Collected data
:::::

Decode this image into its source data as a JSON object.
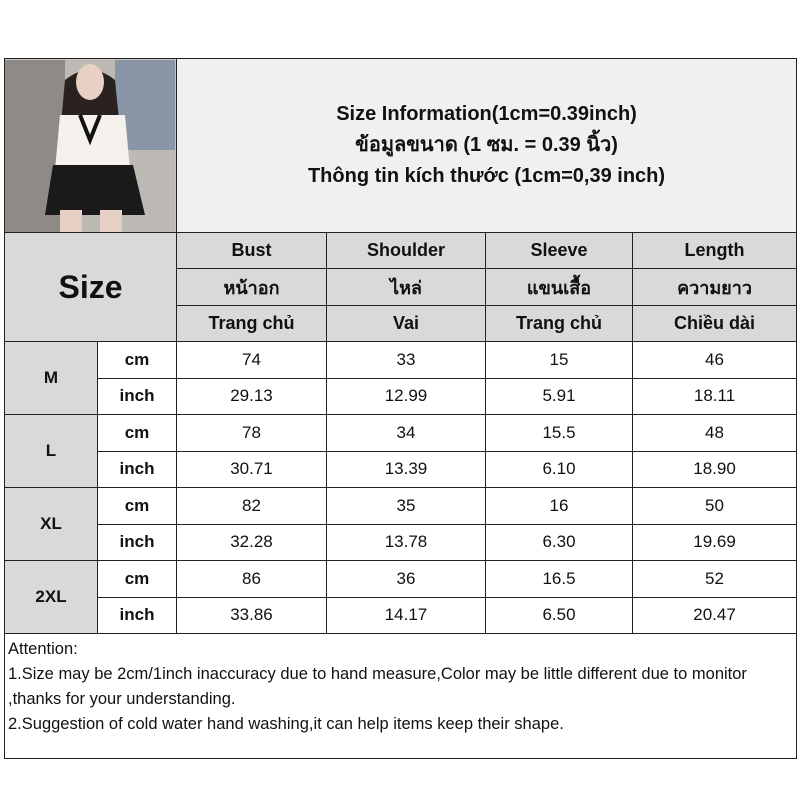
{
  "header": {
    "title_lines": [
      "Size Information(1cm=0.39inch)",
      "ข้อมูลขนาด (1 ซม. = 0.39 นิ้ว)",
      "Thông tin kích thước (1cm=0,39 inch)"
    ]
  },
  "size_label": "Size",
  "columns": [
    {
      "en": "Bust",
      "th": "หน้าอก",
      "vi": "Trang chủ"
    },
    {
      "en": "Shoulder",
      "th": "ไหล่",
      "vi": "Vai"
    },
    {
      "en": "Sleeve",
      "th": "แขนเสื้อ",
      "vi": "Trang chủ"
    },
    {
      "en": "Length",
      "th": "ความยาว",
      "vi": "Chiều dài"
    }
  ],
  "units": {
    "cm": "cm",
    "inch": "inch"
  },
  "rows": [
    {
      "size": "M",
      "cm": [
        "74",
        "33",
        "15",
        "46"
      ],
      "inch": [
        "29.13",
        "12.99",
        "5.91",
        "18.11"
      ]
    },
    {
      "size": "L",
      "cm": [
        "78",
        "34",
        "15.5",
        "48"
      ],
      "inch": [
        "30.71",
        "13.39",
        "6.10",
        "18.90"
      ]
    },
    {
      "size": "XL",
      "cm": [
        "82",
        "35",
        "16",
        "50"
      ],
      "inch": [
        "32.28",
        "13.78",
        "6.30",
        "19.69"
      ]
    },
    {
      "size": "2XL",
      "cm": [
        "86",
        "36",
        "16.5",
        "52"
      ],
      "inch": [
        "33.86",
        "14.17",
        "6.50",
        "20.47"
      ]
    }
  ],
  "attention": [
    "Attention:",
    "1.Size may be 2cm/1inch inaccuracy due to hand measure,Color may be little different due to monitor ,thanks for your understanding.",
    "2.Suggestion of cold water hand washing,it can help items keep their shape."
  ]
}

:::::

• **Exercise directions**
Reproduce each entry precisely. Leave the pictures out.

• **Solved exercise**
Decode this image into its source data as a JSON object.
{
  "header": {
    "title_lines": [
      "Size Information(1cm=0.39inch)",
      "ข้อมูลขนาด (1 ซม. = 0.39 นิ้ว)",
      "Thông tin kích thước (1cm=0,39 inch)"
    ]
  },
  "size_label": "Size",
  "columns": [
    {
      "en": "Bust",
      "th": "หน้าอก",
      "vi": "Trang chủ"
    },
    {
      "en": "Shoulder",
      "th": "ไหล่",
      "vi": "Vai"
    },
    {
      "en": "Sleeve",
      "th": "แขนเสื้อ",
      "vi": "Trang chủ"
    },
    {
      "en": "Length",
      "th": "ความยาว",
      "vi": "Chiều dài"
    }
  ],
  "units": {
    "cm": "cm",
    "inch": "inch"
  },
  "rows": [
    {
      "size": "M",
      "cm": [
        "74",
        "33",
        "15",
        "46"
      ],
      "inch": [
        "29.13",
        "12.99",
        "5.91",
        "18.11"
      ]
    },
    {
      "size": "L",
      "cm": [
        "78",
        "34",
        "15.5",
        "48"
      ],
      "inch": [
        "30.71",
        "13.39",
        "6.10",
        "18.90"
      ]
    },
    {
      "size": "XL",
      "cm": [
        "82",
        "35",
        "16",
        "50"
      ],
      "inch": [
        "32.28",
        "13.78",
        "6.30",
        "19.69"
      ]
    },
    {
      "size": "2XL",
      "cm": [
        "86",
        "36",
        "16.5",
        "52"
      ],
      "inch": [
        "33.86",
        "14.17",
        "6.50",
        "20.47"
      ]
    }
  ],
  "attention": [
    "Attention:",
    "1.Size may be 2cm/1inch inaccuracy due to hand measure,Color may be little different due to monitor ,thanks for your understanding.",
    "2.Suggestion of cold water hand washing,it can help items keep their shape."
  ]
}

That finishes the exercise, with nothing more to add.